** MATERIAL PROVIDED **
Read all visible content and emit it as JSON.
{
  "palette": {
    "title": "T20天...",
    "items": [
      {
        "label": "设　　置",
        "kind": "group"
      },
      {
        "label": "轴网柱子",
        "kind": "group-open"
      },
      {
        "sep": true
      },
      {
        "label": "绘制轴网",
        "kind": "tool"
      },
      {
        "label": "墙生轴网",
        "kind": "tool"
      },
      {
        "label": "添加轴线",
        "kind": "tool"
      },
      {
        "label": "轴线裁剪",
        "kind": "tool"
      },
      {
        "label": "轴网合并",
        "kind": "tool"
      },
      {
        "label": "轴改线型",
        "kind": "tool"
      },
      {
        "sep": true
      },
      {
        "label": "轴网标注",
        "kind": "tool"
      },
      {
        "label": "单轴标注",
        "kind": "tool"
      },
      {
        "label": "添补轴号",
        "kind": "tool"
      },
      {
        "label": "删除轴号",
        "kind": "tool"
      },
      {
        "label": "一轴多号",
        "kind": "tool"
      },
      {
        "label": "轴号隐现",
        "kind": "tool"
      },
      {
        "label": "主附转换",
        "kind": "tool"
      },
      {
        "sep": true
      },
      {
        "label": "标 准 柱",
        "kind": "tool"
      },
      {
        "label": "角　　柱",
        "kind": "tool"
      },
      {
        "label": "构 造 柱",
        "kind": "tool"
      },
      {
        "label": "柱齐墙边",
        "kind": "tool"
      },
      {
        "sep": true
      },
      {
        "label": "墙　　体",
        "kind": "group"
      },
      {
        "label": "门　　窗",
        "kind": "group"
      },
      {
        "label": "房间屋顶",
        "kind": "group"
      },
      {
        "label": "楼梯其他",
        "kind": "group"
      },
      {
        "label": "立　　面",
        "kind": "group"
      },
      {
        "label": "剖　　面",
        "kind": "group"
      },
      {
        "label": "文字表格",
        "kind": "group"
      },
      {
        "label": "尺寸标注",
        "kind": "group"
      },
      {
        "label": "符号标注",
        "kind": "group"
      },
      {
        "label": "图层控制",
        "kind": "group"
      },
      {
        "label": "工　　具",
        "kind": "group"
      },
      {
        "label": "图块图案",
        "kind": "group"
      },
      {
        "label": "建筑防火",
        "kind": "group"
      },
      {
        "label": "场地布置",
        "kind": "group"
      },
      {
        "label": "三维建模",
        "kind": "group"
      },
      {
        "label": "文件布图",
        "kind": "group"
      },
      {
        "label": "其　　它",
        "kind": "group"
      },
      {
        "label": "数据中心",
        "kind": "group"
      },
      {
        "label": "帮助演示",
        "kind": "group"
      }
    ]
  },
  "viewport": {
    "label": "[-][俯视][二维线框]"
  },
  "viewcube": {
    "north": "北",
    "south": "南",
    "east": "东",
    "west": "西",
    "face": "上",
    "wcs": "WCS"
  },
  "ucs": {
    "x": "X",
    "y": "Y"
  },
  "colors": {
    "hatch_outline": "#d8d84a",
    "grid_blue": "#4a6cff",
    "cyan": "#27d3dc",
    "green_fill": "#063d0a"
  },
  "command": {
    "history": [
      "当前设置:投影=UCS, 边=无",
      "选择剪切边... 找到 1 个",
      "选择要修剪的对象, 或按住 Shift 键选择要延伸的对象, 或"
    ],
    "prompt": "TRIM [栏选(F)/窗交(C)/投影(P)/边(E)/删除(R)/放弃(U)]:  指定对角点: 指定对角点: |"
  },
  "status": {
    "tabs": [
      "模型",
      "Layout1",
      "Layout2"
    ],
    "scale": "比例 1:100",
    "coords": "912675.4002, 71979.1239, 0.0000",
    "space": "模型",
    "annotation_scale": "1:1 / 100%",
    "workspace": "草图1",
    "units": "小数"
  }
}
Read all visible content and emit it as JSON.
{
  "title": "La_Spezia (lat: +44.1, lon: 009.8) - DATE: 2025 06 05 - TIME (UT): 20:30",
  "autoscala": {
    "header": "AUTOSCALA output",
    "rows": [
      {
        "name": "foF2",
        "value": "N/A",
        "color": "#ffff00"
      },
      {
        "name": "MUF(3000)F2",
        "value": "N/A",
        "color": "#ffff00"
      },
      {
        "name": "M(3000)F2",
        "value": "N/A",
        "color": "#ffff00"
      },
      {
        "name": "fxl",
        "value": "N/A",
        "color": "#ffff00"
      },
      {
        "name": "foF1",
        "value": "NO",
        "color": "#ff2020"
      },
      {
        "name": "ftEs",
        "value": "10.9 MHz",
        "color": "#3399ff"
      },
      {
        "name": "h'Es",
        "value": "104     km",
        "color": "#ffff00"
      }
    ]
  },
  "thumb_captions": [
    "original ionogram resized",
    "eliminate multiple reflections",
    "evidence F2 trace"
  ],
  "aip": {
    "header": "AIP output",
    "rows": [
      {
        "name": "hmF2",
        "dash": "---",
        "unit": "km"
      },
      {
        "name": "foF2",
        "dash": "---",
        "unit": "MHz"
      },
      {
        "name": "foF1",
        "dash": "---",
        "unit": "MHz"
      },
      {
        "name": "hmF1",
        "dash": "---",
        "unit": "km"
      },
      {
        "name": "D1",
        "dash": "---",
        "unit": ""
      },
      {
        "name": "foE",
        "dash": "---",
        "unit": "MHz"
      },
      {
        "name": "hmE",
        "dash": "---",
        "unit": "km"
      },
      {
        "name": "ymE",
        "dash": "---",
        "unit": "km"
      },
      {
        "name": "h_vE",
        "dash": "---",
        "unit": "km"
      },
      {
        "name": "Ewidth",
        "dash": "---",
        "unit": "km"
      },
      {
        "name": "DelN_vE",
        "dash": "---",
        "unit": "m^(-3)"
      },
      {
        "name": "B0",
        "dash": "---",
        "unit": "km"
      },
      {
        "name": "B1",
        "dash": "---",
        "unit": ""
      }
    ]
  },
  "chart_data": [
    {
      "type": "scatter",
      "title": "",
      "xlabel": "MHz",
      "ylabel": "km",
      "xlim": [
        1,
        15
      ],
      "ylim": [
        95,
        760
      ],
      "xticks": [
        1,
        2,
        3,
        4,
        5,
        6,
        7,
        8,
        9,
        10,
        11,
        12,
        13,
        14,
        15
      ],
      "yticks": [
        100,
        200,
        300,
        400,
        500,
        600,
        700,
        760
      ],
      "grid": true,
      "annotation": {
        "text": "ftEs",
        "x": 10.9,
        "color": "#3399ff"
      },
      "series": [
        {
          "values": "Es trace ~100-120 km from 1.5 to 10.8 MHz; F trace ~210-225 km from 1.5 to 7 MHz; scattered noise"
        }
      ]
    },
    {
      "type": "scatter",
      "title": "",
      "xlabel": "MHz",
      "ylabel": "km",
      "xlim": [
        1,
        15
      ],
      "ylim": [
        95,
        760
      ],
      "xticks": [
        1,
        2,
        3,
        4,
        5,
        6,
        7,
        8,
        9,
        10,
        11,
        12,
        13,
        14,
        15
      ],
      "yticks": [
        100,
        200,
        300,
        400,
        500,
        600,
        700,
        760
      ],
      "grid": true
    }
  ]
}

** WRITTEN PROBLEM **
Transcribe each entry precisely, missing none.

** RESULT **
Read all visible content and emit it as JSON.
{
  "palette": {
    "title": "T20天...",
    "items": [
      {
        "label": "设　　置",
        "kind": "group"
      },
      {
        "label": "轴网柱子",
        "kind": "group-open"
      },
      {
        "sep": true
      },
      {
        "label": "绘制轴网",
        "kind": "tool"
      },
      {
        "label": "墙生轴网",
        "kind": "tool"
      },
      {
        "label": "添加轴线",
        "kind": "tool"
      },
      {
        "label": "轴线裁剪",
        "kind": "tool"
      },
      {
        "label": "轴网合并",
        "kind": "tool"
      },
      {
        "label": "轴改线型",
        "kind": "tool"
      },
      {
        "sep": true
      },
      {
        "label": "轴网标注",
        "kind": "tool"
      },
      {
        "label": "单轴标注",
        "kind": "tool"
      },
      {
        "label": "添补轴号",
        "kind": "tool"
      },
      {
        "label": "删除轴号",
        "kind": "tool"
      },
      {
        "label": "一轴多号",
        "kind": "tool"
      },
      {
        "label": "轴号隐现",
        "kind": "tool"
      },
      {
        "label": "主附转换",
        "kind": "tool"
      },
      {
        "sep": true
      },
      {
        "label": "标 准 柱",
        "kind": "tool"
      },
      {
        "label": "角　　柱",
        "kind": "tool"
      },
      {
        "label": "构 造 柱",
        "kind": "tool"
      },
      {
        "label": "柱齐墙边",
        "kind": "tool"
      },
      {
        "sep": true
      },
      {
        "label": "墙　　体",
        "kind": "group"
      },
      {
        "label": "门　　窗",
        "kind": "group"
      },
      {
        "label": "房间屋顶",
        "kind": "group"
      },
      {
        "label": "楼梯其他",
        "kind": "group"
      },
      {
        "label": "立　　面",
        "kind": "group"
      },
      {
        "label": "剖　　面",
        "kind": "group"
      },
      {
        "label": "文字表格",
        "kind": "group"
      },
      {
        "label": "尺寸标注",
        "kind": "group"
      },
      {
        "label": "符号标注",
        "kind": "group"
      },
      {
        "label": "图层控制",
        "kind": "group"
      },
      {
        "label": "工　　具",
        "kind": "group"
      },
      {
        "label": "图块图案",
        "kind": "group"
      },
      {
        "label": "建筑防火",
        "kind": "group"
      },
      {
        "label": "场地布置",
        "kind": "group"
      },
      {
        "label": "三维建模",
        "kind": "group"
      },
      {
        "label": "文件布图",
        "kind": "group"
      },
      {
        "label": "其　　它",
        "kind": "group"
      },
      {
        "label": "数据中心",
        "kind": "group"
      },
      {
        "label": "帮助演示",
        "kind": "group"
      }
    ]
  },
  "viewport": {
    "label": "[-][俯视][二维线框]"
  },
  "viewcube": {
    "north": "北",
    "south": "南",
    "east": "东",
    "west": "西",
    "face": "上",
    "wcs": "WCS"
  },
  "ucs": {
    "x": "X",
    "y": "Y"
  },
  "colors": {
    "hatch_outline": "#d8d84a",
    "grid_blue": "#4a6cff",
    "cyan": "#27d3dc",
    "green_fill": "#063d0a"
  },
  "command": {
    "history": [
      "当前设置:投影=UCS, 边=无",
      "选择剪切边... 找到 1 个",
      "选择要修剪的对象, 或按住 Shift 键选择要延伸的对象, 或"
    ],
    "prompt": "TRIM [栏选(F)/窗交(C)/投影(P)/边(E)/删除(R)/放弃(U)]:  指定对角点: 指定对角点: |"
  },
  "status": {
    "tabs": [
      "模型",
      "Layout1",
      "Layout2"
    ],
    "scale": "比例 1:100",
    "coords": "912675.4002, 71979.1239, 0.0000",
    "space": "模型",
    "annotation_scale": "1:1 / 100%",
    "workspace": "草图1",
    "units": "小数"
  }
}
Read all visible content and emit it as JSON.
{
  "title": "La_Spezia (lat: +44.1, lon: 009.8) - DATE: 2025 06 05 - TIME (UT): 20:30",
  "autoscala": {
    "header": "AUTOSCALA output",
    "rows": [
      {
        "name": "foF2",
        "value": "N/A",
        "color": "#ffff00"
      },
      {
        "name": "MUF(3000)F2",
        "value": "N/A",
        "color": "#ffff00"
      },
      {
        "name": "M(3000)F2",
        "value": "N/A",
        "color": "#ffff00"
      },
      {
        "name": "fxl",
        "value": "N/A",
        "color": "#ffff00"
      },
      {
        "name": "foF1",
        "value": "NO",
        "color": "#ff2020"
      },
      {
        "name": "ftEs",
        "value": "10.9 MHz",
        "color": "#3399ff"
      },
      {
        "name": "h'Es",
        "value": "104     km",
        "color": "#ffff00"
      }
    ]
  },
  "thumb_captions": [
    "original ionogram resized",
    "eliminate multiple reflections",
    "evidence F2 trace"
  ],
  "aip": {
    "header": "AIP output",
    "rows": [
      {
        "name": "hmF2",
        "dash": "---",
        "unit": "km"
      },
      {
        "name": "foF2",
        "dash": "---",
        "unit": "MHz"
      },
      {
        "name": "foF1",
        "dash": "---",
        "unit": "MHz"
      },
      {
        "name": "hmF1",
        "dash": "---",
        "unit": "km"
      },
      {
        "name": "D1",
        "dash": "---",
        "unit": ""
      },
      {
        "name": "foE",
        "dash": "---",
        "unit": "MHz"
      },
      {
        "name": "hmE",
        "dash": "---",
        "unit": "km"
      },
      {
        "name": "ymE",
        "dash": "---",
        "unit": "km"
      },
      {
        "name": "h_vE",
        "dash": "---",
        "unit": "km"
      },
      {
        "name": "Ewidth",
        "dash": "---",
        "unit": "km"
      },
      {
        "name": "DelN_vE",
        "dash": "---",
        "unit": "m^(-3)"
      },
      {
        "name": "B0",
        "dash": "---",
        "unit": "km"
      },
      {
        "name": "B1",
        "dash": "---",
        "unit": ""
      }
    ]
  },
  "chart_data": [
    {
      "type": "scatter",
      "title": "",
      "xlabel": "MHz",
      "ylabel": "km",
      "xlim": [
        1,
        15
      ],
      "ylim": [
        95,
        760
      ],
      "xticks": [
        1,
        2,
        3,
        4,
        5,
        6,
        7,
        8,
        9,
        10,
        11,
        12,
        13,
        14,
        15
      ],
      "yticks": [
        100,
        200,
        300,
        400,
        500,
        600,
        700,
        760
      ],
      "grid": true,
      "annotation": {
        "text": "ftEs",
        "x": 10.9,
        "color": "#3399ff"
      },
      "series": [
        {
          "values": "Es trace ~100-120 km from 1.5 to 10.8 MHz; F trace ~210-225 km from 1.5 to 7 MHz; scattered noise"
        }
      ]
    },
    {
      "type": "scatter",
      "title": "",
      "xlabel": "MHz",
      "ylabel": "km",
      "xlim": [
        1,
        15
      ],
      "ylim": [
        95,
        760
      ],
      "xticks": [
        1,
        2,
        3,
        4,
        5,
        6,
        7,
        8,
        9,
        10,
        11,
        12,
        13,
        14,
        15
      ],
      "yticks": [
        100,
        200,
        300,
        400,
        500,
        600,
        700,
        760
      ],
      "grid": true
    }
  ]
}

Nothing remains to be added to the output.